* _PROBLEM REQUIREMENTS_
Among the records below, find each line that includes the string "JSON" and copy it.

* _ENTRIES_
======

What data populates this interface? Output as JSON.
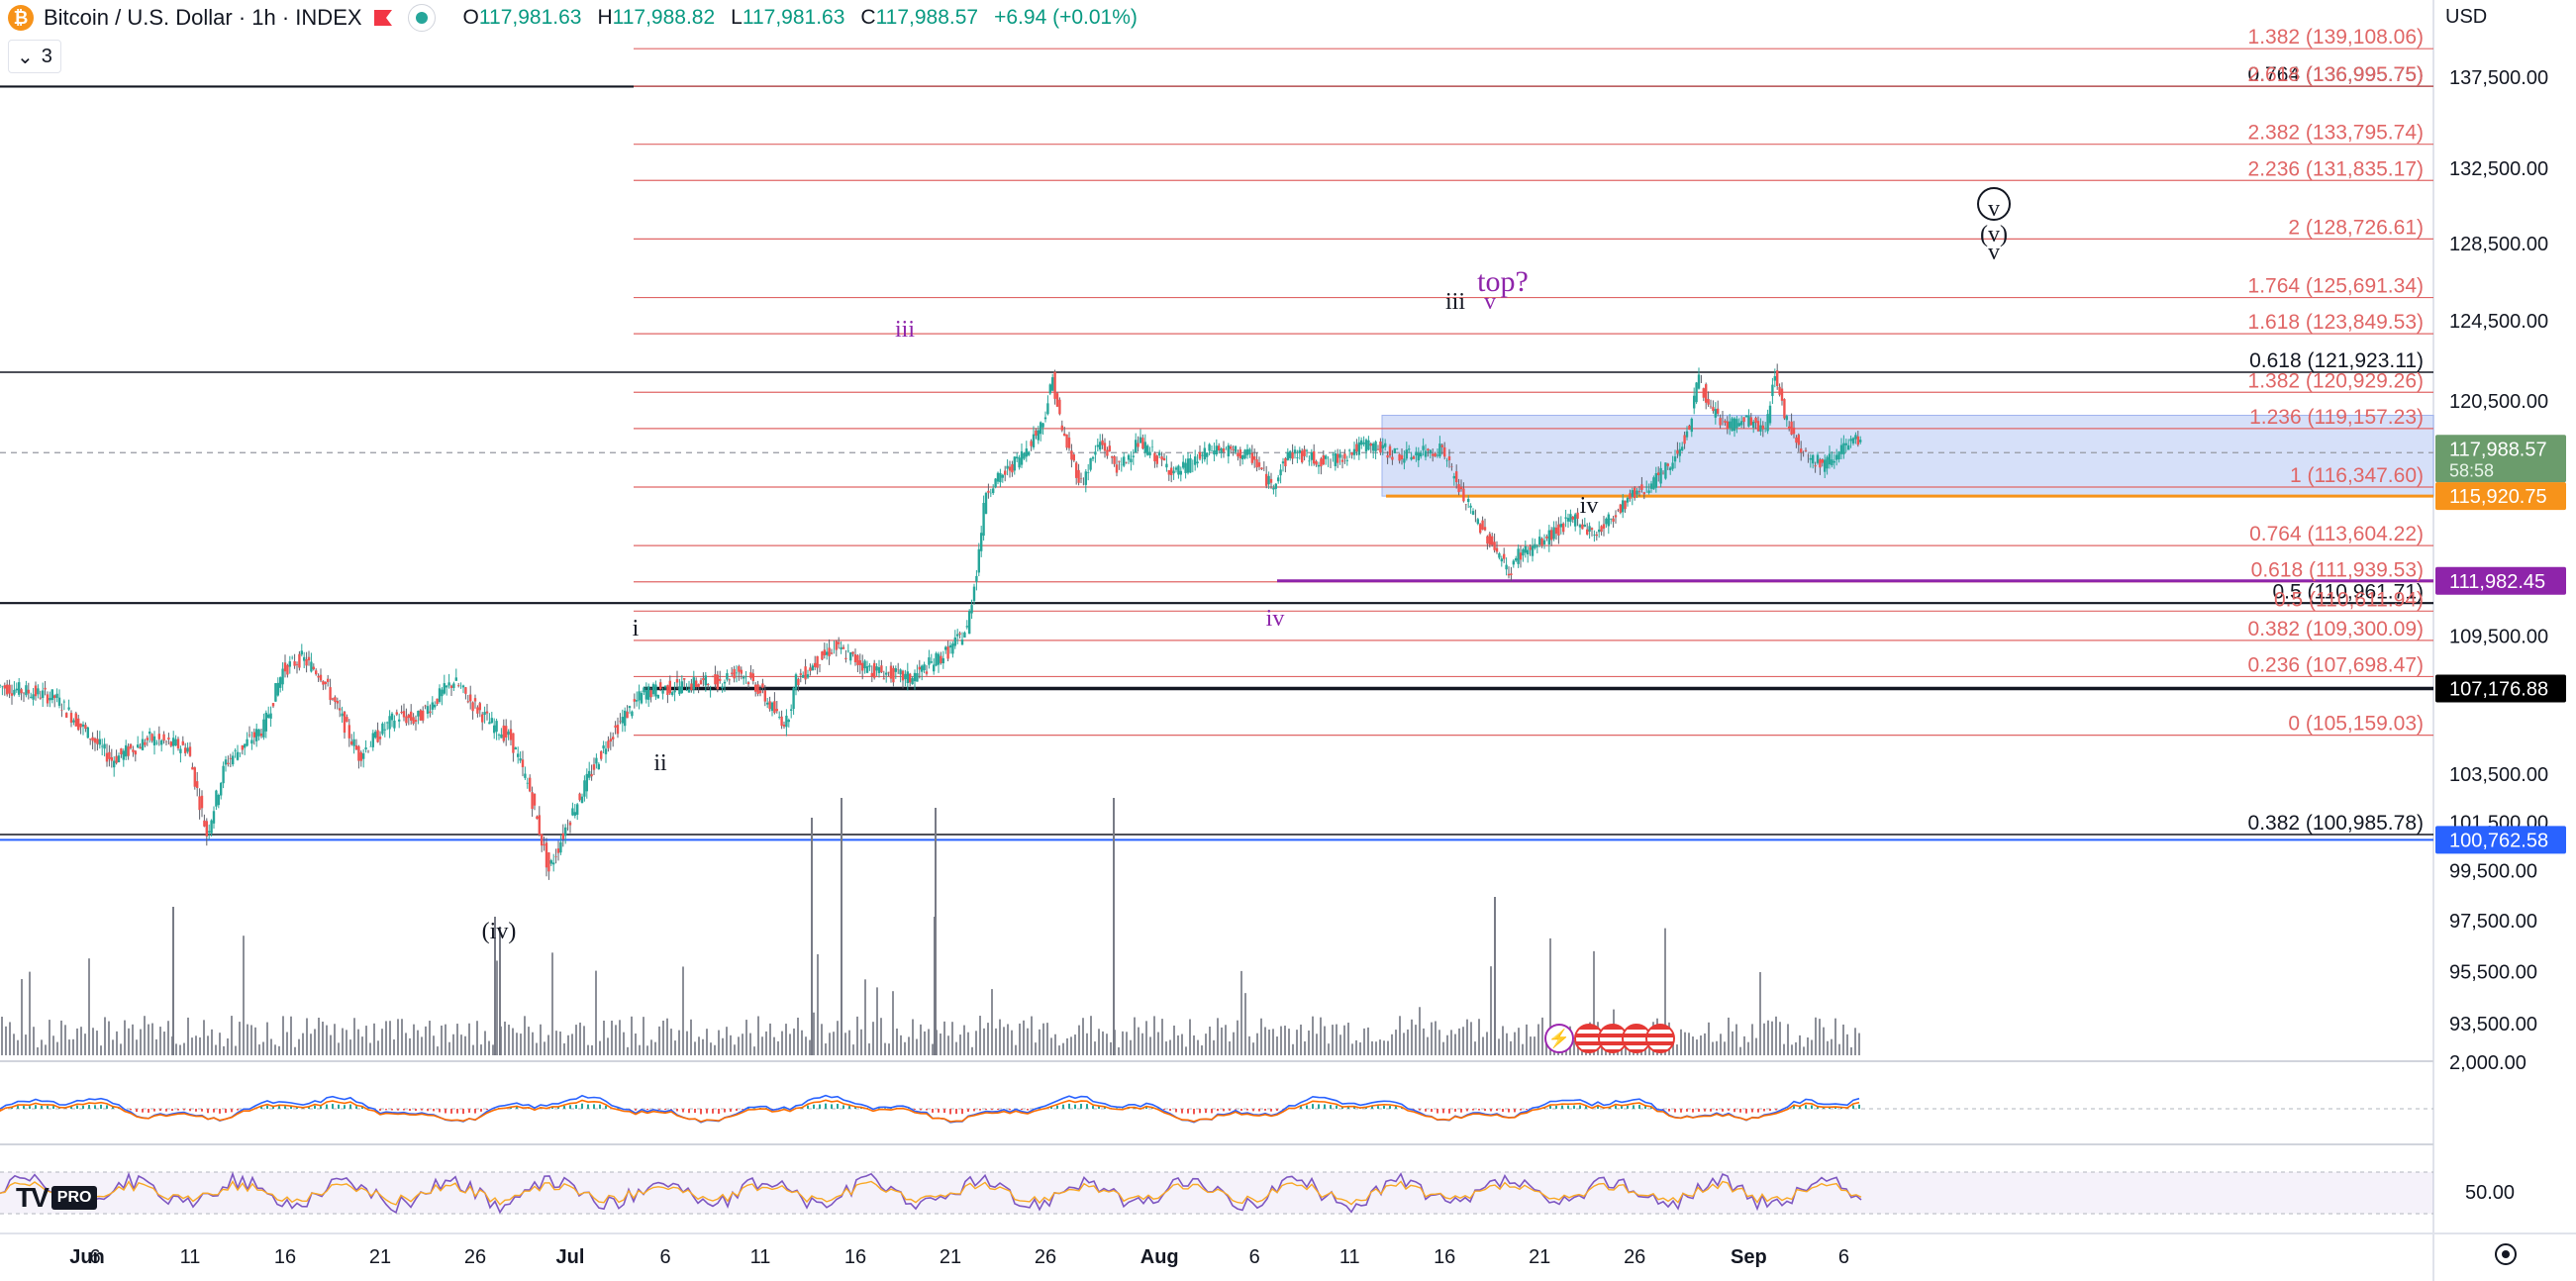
{
  "header": {
    "symbol": "Bitcoin / U.S. Dollar · 1h · INDEX",
    "open_label": "O",
    "open": "117,981.63",
    "high_label": "H",
    "high": "117,988.82",
    "low_label": "L",
    "low": "117,981.63",
    "close_label": "C",
    "close": "117,988.57",
    "change": "+6.94 (+0.01%)",
    "indicator_count": "3",
    "currency": "USD",
    "logo_pro": "PRO",
    "logo_text": "TV"
  },
  "colors": {
    "up": "#089981",
    "down": "#f23645",
    "fib": "#e06666",
    "purple": "#8e24aa",
    "orange": "#f7931a",
    "blue": "#2962ff",
    "zone": "#c5d3f7"
  },
  "chart_data": {
    "type": "candlestick",
    "timeframe": "1h",
    "last_price": 117988.57,
    "y_axis_ticks": [
      "137,500.00",
      "132,500.00",
      "128,500.00",
      "124,500.00",
      "120,500.00",
      "109,500.00",
      "103,500.00",
      "101,500.00",
      "99,500.00",
      "97,500.00",
      "95,500.00",
      "93,500.00"
    ],
    "x_axis_ticks": [
      "Jun",
      "6",
      "11",
      "16",
      "21",
      "26",
      "Jul",
      "6",
      "11",
      "16",
      "21",
      "26",
      "Aug",
      "6",
      "11",
      "16",
      "21",
      "26",
      "Sep",
      "6"
    ],
    "osc1_tick": "2,000.00",
    "osc2_tick": "50.00",
    "price_path": [
      [
        0,
        107300
      ],
      [
        3,
        106800
      ],
      [
        5,
        105000
      ],
      [
        6,
        104100
      ],
      [
        8,
        105000
      ],
      [
        10,
        104600
      ],
      [
        11,
        101000
      ],
      [
        12,
        104000
      ],
      [
        14,
        105500
      ],
      [
        15,
        108000
      ],
      [
        16,
        108500
      ],
      [
        17,
        107800
      ],
      [
        19,
        104300
      ],
      [
        21,
        106000
      ],
      [
        22,
        105800
      ],
      [
        24,
        107500
      ],
      [
        25,
        106500
      ],
      [
        26,
        105600
      ],
      [
        27,
        105000
      ],
      [
        28,
        102800
      ],
      [
        29,
        99500
      ],
      [
        30,
        101500
      ],
      [
        31,
        103200
      ],
      [
        32,
        104800
      ],
      [
        33,
        106000
      ],
      [
        34,
        107000
      ],
      [
        36,
        107300
      ],
      [
        38,
        107500
      ],
      [
        39,
        108000
      ],
      [
        40,
        107200
      ],
      [
        41,
        106000
      ],
      [
        41.5,
        105700
      ],
      [
        42,
        107500
      ],
      [
        43,
        108300
      ],
      [
        44,
        109000
      ],
      [
        45,
        108500
      ],
      [
        46,
        108000
      ],
      [
        47,
        107800
      ],
      [
        48,
        107600
      ],
      [
        49,
        108200
      ],
      [
        50,
        108800
      ],
      [
        51,
        109800
      ],
      [
        51.5,
        112500
      ],
      [
        52,
        116200
      ],
      [
        53,
        117000
      ],
      [
        54,
        118000
      ],
      [
        55,
        119500
      ],
      [
        55.5,
        121600
      ],
      [
        56,
        119000
      ],
      [
        57,
        116500
      ],
      [
        58,
        118500
      ],
      [
        59,
        117200
      ],
      [
        60,
        118500
      ],
      [
        62,
        117000
      ],
      [
        64,
        118200
      ],
      [
        66,
        117800
      ],
      [
        67,
        116400
      ],
      [
        68,
        118000
      ],
      [
        70,
        117500
      ],
      [
        72,
        118400
      ],
      [
        74,
        117800
      ],
      [
        76,
        118200
      ],
      [
        77,
        116000
      ],
      [
        78,
        114500
      ],
      [
        79,
        113200
      ],
      [
        79.5,
        112300
      ],
      [
        80,
        113200
      ],
      [
        81,
        113600
      ],
      [
        82,
        114300
      ],
      [
        83,
        114900
      ],
      [
        84,
        114100
      ],
      [
        85,
        115000
      ],
      [
        86,
        116000
      ],
      [
        87,
        116500
      ],
      [
        88,
        117400
      ],
      [
        89,
        119200
      ],
      [
        89.5,
        121900
      ],
      [
        90,
        120100
      ],
      [
        91,
        119300
      ],
      [
        92,
        119600
      ],
      [
        93,
        119000
      ],
      [
        93.5,
        122000
      ],
      [
        94,
        119800
      ],
      [
        95,
        118000
      ],
      [
        96,
        117400
      ],
      [
        97,
        118200
      ],
      [
        98,
        118600
      ]
    ],
    "fib_levels": [
      {
        "label": "1.382 (139,108.06)",
        "price": 139108.06,
        "color": "red"
      },
      {
        "label": "0.764 (136,995.75)",
        "price": 136995.75,
        "color": "black"
      },
      {
        "label": "2.618 (136,995.75)",
        "price": 136995.75,
        "color": "red"
      },
      {
        "label": "2.382 (133,795.74)",
        "price": 133795.74,
        "color": "red"
      },
      {
        "label": "2.236 (131,835.17)",
        "price": 131835.17,
        "color": "red"
      },
      {
        "label": "2 (128,726.61)",
        "price": 128726.61,
        "color": "red"
      },
      {
        "label": "1.764 (125,691.34)",
        "price": 125691.34,
        "color": "red"
      },
      {
        "label": "1.618 (123,849.53)",
        "price": 123849.53,
        "color": "red"
      },
      {
        "label": "0.618 (121,923.11)",
        "price": 121923.11,
        "color": "black"
      },
      {
        "label": "1.382 (120,929.26)",
        "price": 120929.26,
        "color": "red"
      },
      {
        "label": "1.236 (119,157.23)",
        "price": 119157.23,
        "color": "red"
      },
      {
        "label": "1 (116,347.60)",
        "price": 116347.6,
        "color": "red"
      },
      {
        "label": "0.764 (113,604.22)",
        "price": 113604.22,
        "color": "red"
      },
      {
        "label": "0.618 (111,939.53)",
        "price": 111939.53,
        "color": "red"
      },
      {
        "label": "0.5 (110,961.71)",
        "price": 110961.71,
        "color": "black"
      },
      {
        "label": "0.5 (110,611.94)",
        "price": 110611.94,
        "color": "red"
      },
      {
        "label": "0.382 (109,300.09)",
        "price": 109300.09,
        "color": "red"
      },
      {
        "label": "0.236 (107,698.47)",
        "price": 107698.47,
        "color": "red"
      },
      {
        "label": "0 (105,159.03)",
        "price": 105159.03,
        "color": "red"
      },
      {
        "label": "0.382 (100,985.78)",
        "price": 100985.78,
        "color": "black"
      }
    ],
    "price_badges": [
      {
        "label": "117,988.57",
        "sub": "58:58",
        "color": "green"
      },
      {
        "label": "115,920.75",
        "color": "orange"
      },
      {
        "label": "111,982.45",
        "color": "purple"
      },
      {
        "label": "107,176.88",
        "color": "black"
      },
      {
        "label": "100,762.58",
        "color": "blue"
      }
    ],
    "wave_labels": [
      {
        "text": "(iv)",
        "color": "black"
      },
      {
        "text": "i",
        "color": "black"
      },
      {
        "text": "ii",
        "color": "black"
      },
      {
        "text": "iii",
        "color": "purple"
      },
      {
        "text": "iv",
        "color": "purple"
      },
      {
        "text": "iii",
        "color": "black"
      },
      {
        "text": "v",
        "color": "purple"
      },
      {
        "text": "top?",
        "color": "purple"
      },
      {
        "text": "iv",
        "color": "black"
      },
      {
        "text": "v",
        "color": "black"
      },
      {
        "text": "(v)",
        "color": "black"
      },
      {
        "text": "v",
        "color": "black"
      }
    ]
  }
}
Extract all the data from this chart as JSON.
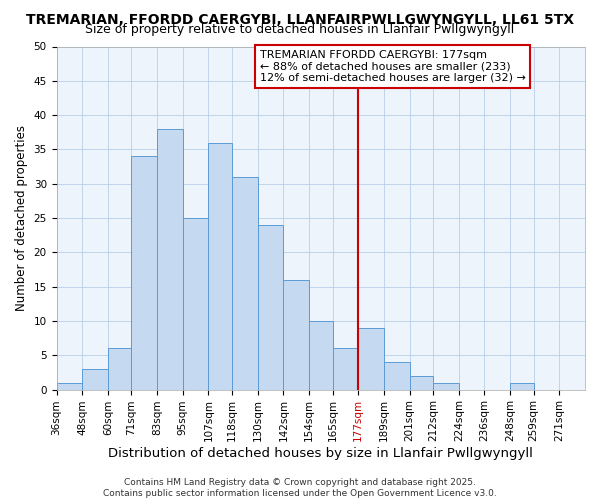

======

* _FULL RESPONSE_
What data populates this interface? Output as JSON.
Extract all the data from this chart as JSON.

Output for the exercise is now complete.